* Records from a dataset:
_ _ _ _ _ _ _
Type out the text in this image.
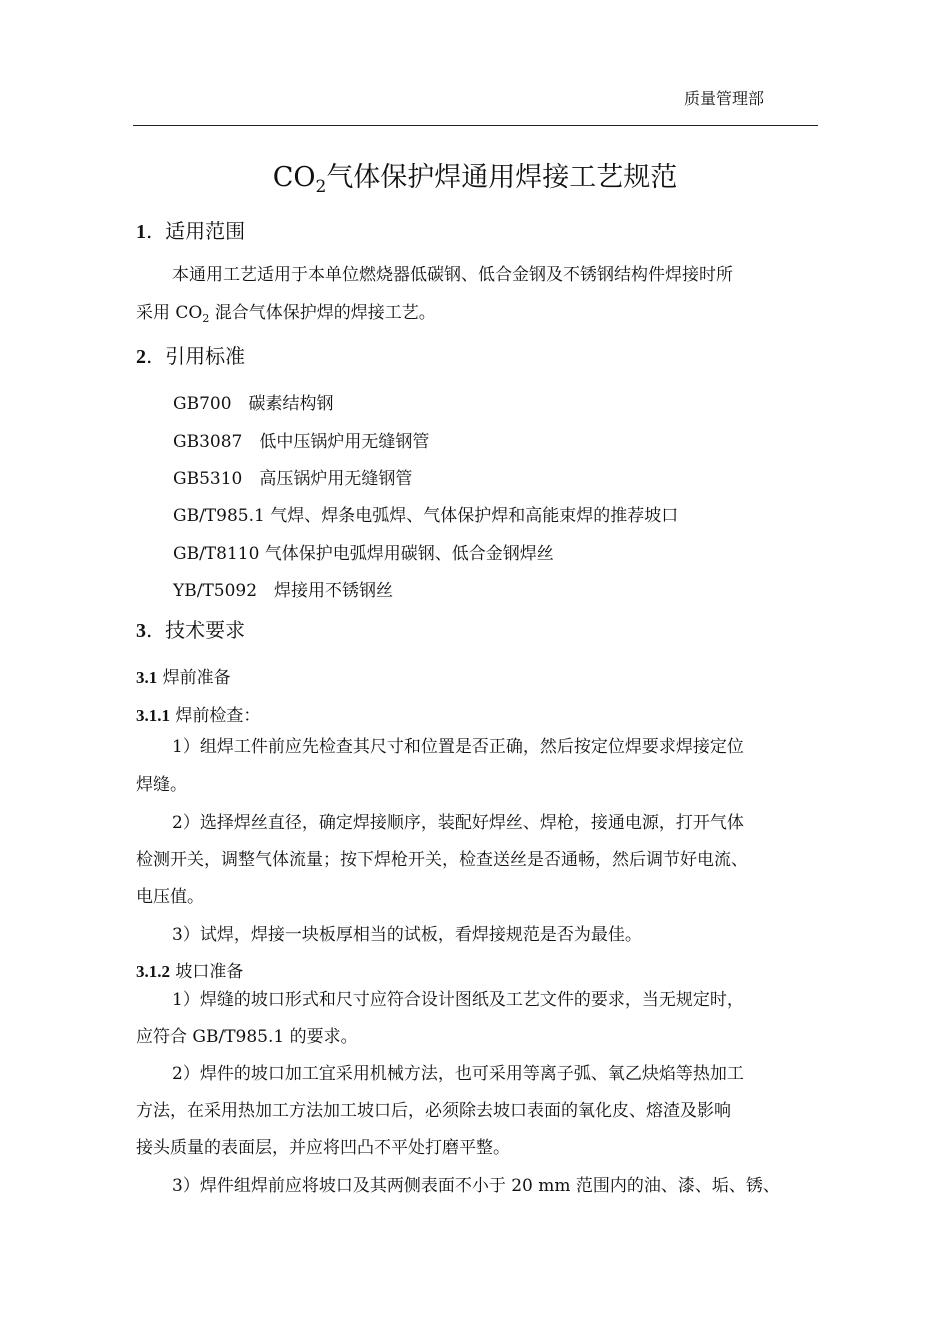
质量管理部
$CO_2$气体保护焊通用焊接工艺规范
1. 适用范围
本通用工艺适用于本单位燃烧器低碳钢、低合金钢及不锈钢结构件焊接时所
采用 $CO_2$ 混合气体保护焊的焊接工艺。
2. 引用标准
GB700　碳素结构钢
GB3087　低中压锅炉用无缝钢管
GB5310　高压锅炉用无缝钢管
GB/T985.1 气焊、焊条电弧焊、气体保护焊和高能束焊的推荐坡口
GB/T8110 气体保护电弧焊用碳钢、低合金钢焊丝
YB/T5092　焊接用不锈钢丝
3. 技术要求
3.1 焊前准备
3.1.1 焊前检查：
1）组焊工件前应先检查其尺寸和位置是否正确，然后按定位焊要求焊接定位
焊缝。
2）选择焊丝直径，确定焊接顺序，装配好焊丝、焊枪，接通电源，打开气体
检测开关，调整气体流量；按下焊枪开关，检查送丝是否通畅，然后调节好电流、
电压值。
3）试焊，焊接一块板厚相当的试板，看焊接规范是否为最佳。
3.1.2 坡口准备
1）焊缝的坡口形式和尺寸应符合设计图纸及工艺文件的要求，当无规定时，
应符合 GB/T985.1 的要求。
2）焊件的坡口加工宜采用机械方法，也可采用等离子弧、氧乙炔焰等热加工
方法，在采用热加工方法加工坡口后，必须除去坡口表面的氧化皮、熔渣及影响
接头质量的表面层，并应将凹凸不平处打磨平整。
3）焊件组焊前应将坡口及其两侧表面不小于 20 mm 范围内的油、漆、垢、锈、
_ _ _ _ _ _ _
* AIM: Write the entries above out again exactly, but not the pictures.

* CORRECT RESULT:
Type out the text in this image.
质量管理部
$CO_2$气体保护焊通用焊接工艺规范
1. 适用范围
本通用工艺适用于本单位燃烧器低碳钢、低合金钢及不锈钢结构件焊接时所
采用 $CO_2$ 混合气体保护焊的焊接工艺。
2. 引用标准
GB700　碳素结构钢
GB3087　低中压锅炉用无缝钢管
GB5310　高压锅炉用无缝钢管
GB/T985.1 气焊、焊条电弧焊、气体保护焊和高能束焊的推荐坡口
GB/T8110 气体保护电弧焊用碳钢、低合金钢焊丝
YB/T5092　焊接用不锈钢丝
3. 技术要求
3.1 焊前准备
3.1.1 焊前检查：
1）组焊工件前应先检查其尺寸和位置是否正确，然后按定位焊要求焊接定位
焊缝。
2）选择焊丝直径，确定焊接顺序，装配好焊丝、焊枪，接通电源，打开气体
检测开关，调整气体流量；按下焊枪开关，检查送丝是否通畅，然后调节好电流、
电压值。
3）试焊，焊接一块板厚相当的试板，看焊接规范是否为最佳。
3.1.2 坡口准备
1）焊缝的坡口形式和尺寸应符合设计图纸及工艺文件的要求，当无规定时，
应符合 GB/T985.1 的要求。
2）焊件的坡口加工宜采用机械方法，也可采用等离子弧、氧乙炔焰等热加工
方法，在采用热加工方法加工坡口后，必须除去坡口表面的氧化皮、熔渣及影响
接头质量的表面层，并应将凹凸不平处打磨平整。
3）焊件组焊前应将坡口及其两侧表面不小于 20 mm 范围内的油、漆、垢、锈、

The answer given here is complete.